- [DO THIS]: Tally the lines in the items below that contain the string "object", treating uppercase and lowercase as different. Give only the number.

Source items:
==================================================
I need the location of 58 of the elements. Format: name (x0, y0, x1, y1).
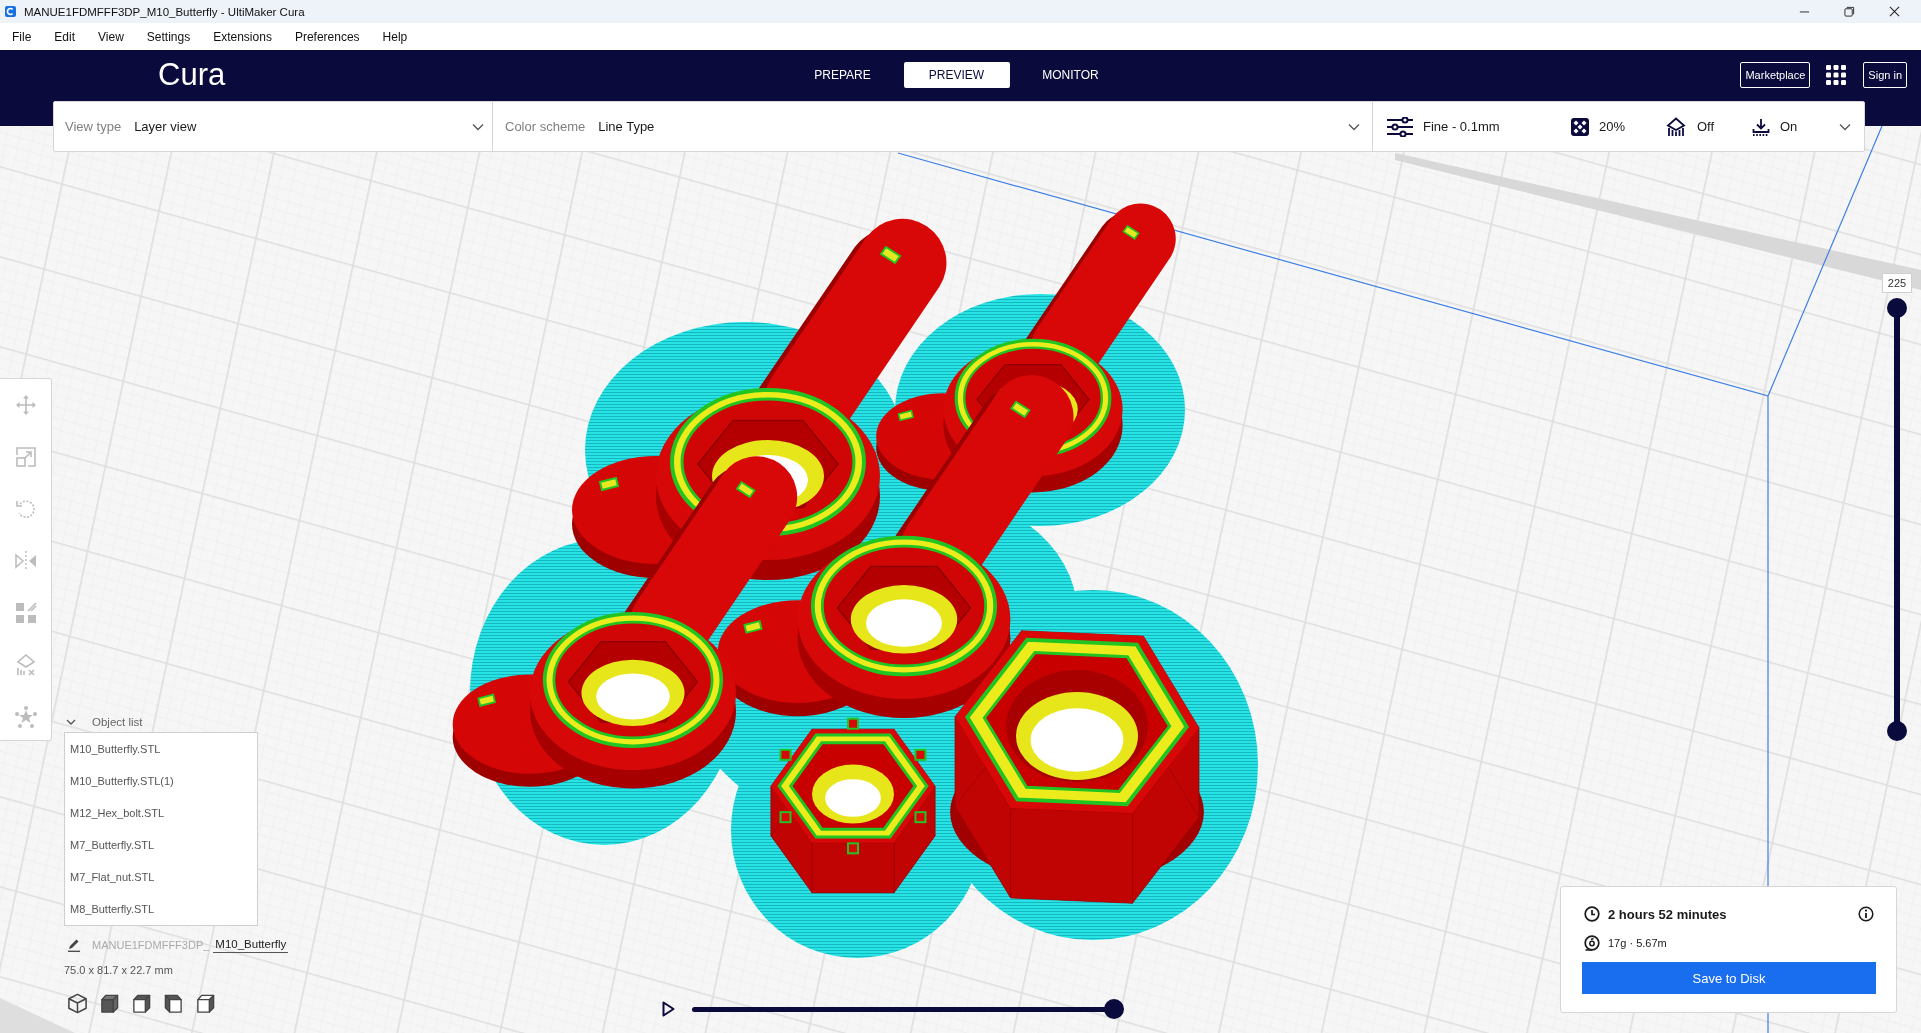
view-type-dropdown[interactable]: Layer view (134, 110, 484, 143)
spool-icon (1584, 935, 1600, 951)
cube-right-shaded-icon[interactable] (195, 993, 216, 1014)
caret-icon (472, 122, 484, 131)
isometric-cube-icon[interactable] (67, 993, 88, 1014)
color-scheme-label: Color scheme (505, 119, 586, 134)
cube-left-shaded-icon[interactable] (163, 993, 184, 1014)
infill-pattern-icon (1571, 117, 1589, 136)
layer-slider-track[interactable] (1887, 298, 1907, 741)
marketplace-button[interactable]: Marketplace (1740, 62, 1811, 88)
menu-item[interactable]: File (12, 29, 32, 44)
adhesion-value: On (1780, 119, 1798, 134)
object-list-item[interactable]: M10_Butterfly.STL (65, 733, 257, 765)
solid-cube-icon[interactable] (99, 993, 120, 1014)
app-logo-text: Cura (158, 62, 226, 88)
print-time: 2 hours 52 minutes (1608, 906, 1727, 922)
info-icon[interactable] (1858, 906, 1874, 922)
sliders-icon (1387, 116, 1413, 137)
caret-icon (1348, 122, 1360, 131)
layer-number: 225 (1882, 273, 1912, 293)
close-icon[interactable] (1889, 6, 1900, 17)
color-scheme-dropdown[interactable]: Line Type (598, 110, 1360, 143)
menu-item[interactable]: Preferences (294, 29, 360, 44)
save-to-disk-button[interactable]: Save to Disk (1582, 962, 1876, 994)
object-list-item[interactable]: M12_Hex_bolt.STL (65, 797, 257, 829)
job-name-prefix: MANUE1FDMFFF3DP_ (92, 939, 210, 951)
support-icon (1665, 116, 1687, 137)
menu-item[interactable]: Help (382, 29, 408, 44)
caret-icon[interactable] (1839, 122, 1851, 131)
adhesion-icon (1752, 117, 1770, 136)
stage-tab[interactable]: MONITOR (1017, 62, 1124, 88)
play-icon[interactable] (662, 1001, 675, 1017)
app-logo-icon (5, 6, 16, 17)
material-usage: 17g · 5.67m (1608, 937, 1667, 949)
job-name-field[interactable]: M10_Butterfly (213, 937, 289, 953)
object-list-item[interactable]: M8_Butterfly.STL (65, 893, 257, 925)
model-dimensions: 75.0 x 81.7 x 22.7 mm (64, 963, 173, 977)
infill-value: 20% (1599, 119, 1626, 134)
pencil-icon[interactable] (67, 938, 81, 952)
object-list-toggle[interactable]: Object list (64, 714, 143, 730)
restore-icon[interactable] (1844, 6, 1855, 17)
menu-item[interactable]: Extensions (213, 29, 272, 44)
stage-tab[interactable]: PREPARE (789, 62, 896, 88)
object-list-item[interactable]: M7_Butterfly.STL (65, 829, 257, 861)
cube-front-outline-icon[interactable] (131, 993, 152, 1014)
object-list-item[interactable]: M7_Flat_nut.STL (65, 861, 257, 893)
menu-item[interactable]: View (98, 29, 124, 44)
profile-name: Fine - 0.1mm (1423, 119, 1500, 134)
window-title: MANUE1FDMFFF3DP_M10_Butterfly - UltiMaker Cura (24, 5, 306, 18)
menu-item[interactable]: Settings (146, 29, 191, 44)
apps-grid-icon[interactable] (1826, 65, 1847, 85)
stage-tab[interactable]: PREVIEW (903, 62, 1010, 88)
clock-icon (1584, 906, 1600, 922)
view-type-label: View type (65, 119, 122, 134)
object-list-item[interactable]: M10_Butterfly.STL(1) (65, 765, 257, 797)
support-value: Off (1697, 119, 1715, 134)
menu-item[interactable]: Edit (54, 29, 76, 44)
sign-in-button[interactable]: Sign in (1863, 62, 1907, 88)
==================================================
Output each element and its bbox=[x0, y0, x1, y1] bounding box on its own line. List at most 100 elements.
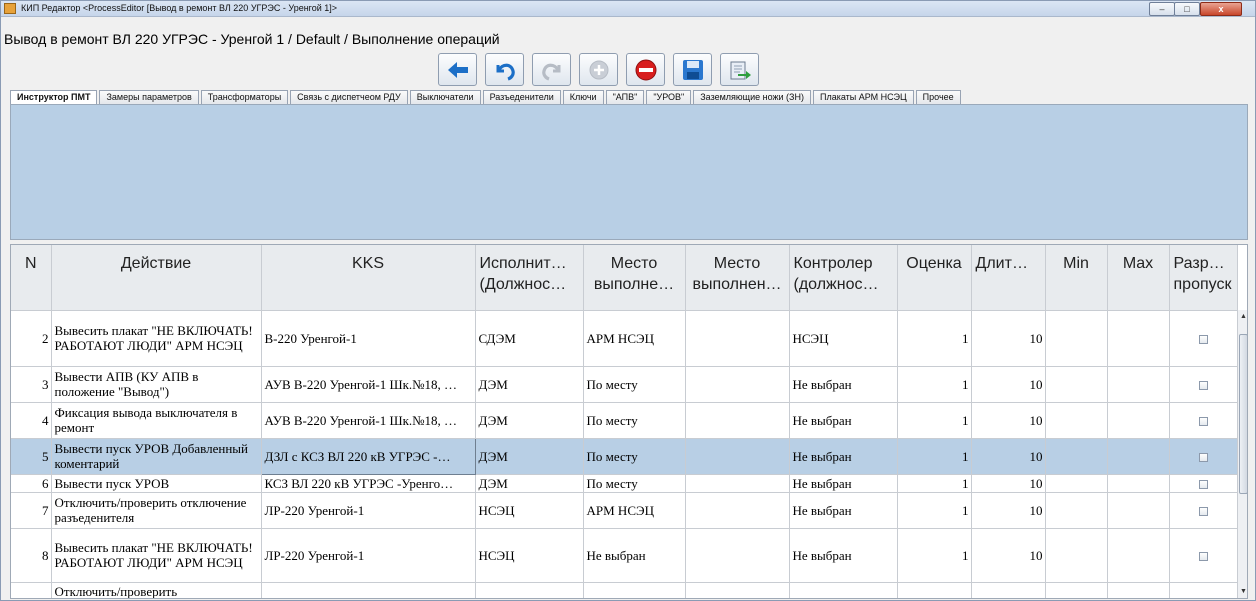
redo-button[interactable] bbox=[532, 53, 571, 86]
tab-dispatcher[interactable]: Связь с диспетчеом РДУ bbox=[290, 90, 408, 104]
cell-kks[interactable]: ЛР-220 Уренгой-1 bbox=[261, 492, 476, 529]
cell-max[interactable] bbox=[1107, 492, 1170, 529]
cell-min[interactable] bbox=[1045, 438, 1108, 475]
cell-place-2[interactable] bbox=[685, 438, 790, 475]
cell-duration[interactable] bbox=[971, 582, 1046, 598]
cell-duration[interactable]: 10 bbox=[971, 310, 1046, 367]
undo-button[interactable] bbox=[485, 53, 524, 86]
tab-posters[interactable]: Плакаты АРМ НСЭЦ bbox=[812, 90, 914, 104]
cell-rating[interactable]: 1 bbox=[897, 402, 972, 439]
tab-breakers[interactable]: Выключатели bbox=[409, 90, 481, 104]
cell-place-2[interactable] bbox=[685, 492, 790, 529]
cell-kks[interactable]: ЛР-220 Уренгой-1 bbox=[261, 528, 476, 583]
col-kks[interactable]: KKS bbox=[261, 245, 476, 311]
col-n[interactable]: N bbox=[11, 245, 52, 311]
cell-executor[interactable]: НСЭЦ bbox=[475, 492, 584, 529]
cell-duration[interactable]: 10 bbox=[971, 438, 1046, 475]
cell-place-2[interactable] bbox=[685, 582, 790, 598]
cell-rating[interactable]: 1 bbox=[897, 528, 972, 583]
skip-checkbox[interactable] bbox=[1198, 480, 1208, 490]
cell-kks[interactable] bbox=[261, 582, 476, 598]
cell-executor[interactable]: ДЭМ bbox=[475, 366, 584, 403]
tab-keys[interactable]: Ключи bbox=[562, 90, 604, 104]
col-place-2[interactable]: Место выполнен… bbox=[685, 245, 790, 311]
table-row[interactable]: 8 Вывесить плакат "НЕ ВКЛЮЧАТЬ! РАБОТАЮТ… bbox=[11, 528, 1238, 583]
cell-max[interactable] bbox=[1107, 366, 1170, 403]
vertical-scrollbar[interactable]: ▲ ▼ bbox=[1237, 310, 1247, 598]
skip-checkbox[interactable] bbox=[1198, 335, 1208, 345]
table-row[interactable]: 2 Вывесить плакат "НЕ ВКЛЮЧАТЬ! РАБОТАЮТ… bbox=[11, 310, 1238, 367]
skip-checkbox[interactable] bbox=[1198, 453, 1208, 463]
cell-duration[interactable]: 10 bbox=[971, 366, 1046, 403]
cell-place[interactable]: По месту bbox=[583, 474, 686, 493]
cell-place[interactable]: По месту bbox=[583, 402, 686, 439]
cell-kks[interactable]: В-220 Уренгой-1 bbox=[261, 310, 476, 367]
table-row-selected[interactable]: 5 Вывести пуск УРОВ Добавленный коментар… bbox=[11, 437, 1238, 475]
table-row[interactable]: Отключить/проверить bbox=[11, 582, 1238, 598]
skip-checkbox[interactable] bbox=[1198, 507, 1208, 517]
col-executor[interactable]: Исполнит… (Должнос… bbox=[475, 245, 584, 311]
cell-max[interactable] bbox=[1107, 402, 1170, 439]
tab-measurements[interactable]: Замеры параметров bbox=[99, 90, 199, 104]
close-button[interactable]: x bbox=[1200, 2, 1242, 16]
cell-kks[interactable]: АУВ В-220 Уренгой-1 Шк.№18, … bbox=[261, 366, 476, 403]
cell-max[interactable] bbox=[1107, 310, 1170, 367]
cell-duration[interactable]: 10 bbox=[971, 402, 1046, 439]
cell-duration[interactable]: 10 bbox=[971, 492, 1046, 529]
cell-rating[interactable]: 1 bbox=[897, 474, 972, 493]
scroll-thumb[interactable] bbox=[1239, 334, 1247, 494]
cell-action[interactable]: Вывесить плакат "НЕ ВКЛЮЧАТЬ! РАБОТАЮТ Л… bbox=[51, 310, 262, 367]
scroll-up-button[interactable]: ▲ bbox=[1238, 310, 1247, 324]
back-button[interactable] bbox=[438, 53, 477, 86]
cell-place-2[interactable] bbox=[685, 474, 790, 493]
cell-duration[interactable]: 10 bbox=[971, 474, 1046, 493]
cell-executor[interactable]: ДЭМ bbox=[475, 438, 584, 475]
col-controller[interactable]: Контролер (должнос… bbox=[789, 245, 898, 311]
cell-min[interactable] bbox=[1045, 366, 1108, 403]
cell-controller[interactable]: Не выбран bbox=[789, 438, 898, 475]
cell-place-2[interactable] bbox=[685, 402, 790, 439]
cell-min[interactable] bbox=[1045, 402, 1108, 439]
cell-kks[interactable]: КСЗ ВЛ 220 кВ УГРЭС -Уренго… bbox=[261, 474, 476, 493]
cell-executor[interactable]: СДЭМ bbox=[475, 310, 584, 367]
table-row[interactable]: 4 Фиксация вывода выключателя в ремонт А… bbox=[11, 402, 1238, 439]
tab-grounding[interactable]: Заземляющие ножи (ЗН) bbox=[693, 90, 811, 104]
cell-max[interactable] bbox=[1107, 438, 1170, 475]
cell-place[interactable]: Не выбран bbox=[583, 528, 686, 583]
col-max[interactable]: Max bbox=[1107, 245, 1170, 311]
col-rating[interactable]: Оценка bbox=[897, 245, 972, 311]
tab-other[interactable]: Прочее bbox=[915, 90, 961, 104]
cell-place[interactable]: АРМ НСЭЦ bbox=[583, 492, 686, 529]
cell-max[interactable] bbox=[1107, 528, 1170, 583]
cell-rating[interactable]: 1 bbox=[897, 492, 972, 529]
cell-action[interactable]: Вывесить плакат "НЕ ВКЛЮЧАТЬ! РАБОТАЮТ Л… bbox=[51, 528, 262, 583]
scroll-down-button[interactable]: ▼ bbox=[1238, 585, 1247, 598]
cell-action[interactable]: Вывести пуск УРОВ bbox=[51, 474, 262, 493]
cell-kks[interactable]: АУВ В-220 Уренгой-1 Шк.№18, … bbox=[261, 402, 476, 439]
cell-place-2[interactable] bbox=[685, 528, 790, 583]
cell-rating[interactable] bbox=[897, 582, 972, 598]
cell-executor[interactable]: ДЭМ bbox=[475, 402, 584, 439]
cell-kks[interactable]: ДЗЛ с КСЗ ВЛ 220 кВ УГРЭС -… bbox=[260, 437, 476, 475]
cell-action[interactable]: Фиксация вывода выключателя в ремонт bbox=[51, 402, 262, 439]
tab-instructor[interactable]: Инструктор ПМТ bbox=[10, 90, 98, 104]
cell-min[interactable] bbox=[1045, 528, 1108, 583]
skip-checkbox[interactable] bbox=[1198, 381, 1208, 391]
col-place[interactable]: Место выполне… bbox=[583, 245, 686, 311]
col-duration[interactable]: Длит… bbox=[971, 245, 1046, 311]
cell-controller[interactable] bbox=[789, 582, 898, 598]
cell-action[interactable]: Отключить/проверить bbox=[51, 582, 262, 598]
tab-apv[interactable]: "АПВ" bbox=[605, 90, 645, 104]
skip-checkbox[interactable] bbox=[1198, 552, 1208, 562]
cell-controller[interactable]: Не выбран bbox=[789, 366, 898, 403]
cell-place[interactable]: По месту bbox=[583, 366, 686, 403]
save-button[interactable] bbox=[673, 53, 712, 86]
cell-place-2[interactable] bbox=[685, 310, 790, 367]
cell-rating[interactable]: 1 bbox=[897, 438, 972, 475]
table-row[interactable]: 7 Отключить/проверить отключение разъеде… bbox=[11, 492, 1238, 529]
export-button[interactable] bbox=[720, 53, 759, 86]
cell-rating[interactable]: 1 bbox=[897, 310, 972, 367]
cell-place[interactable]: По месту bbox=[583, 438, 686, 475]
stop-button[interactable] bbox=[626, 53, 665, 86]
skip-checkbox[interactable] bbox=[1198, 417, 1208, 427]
==================================================
- [FINAL RESULT]: 7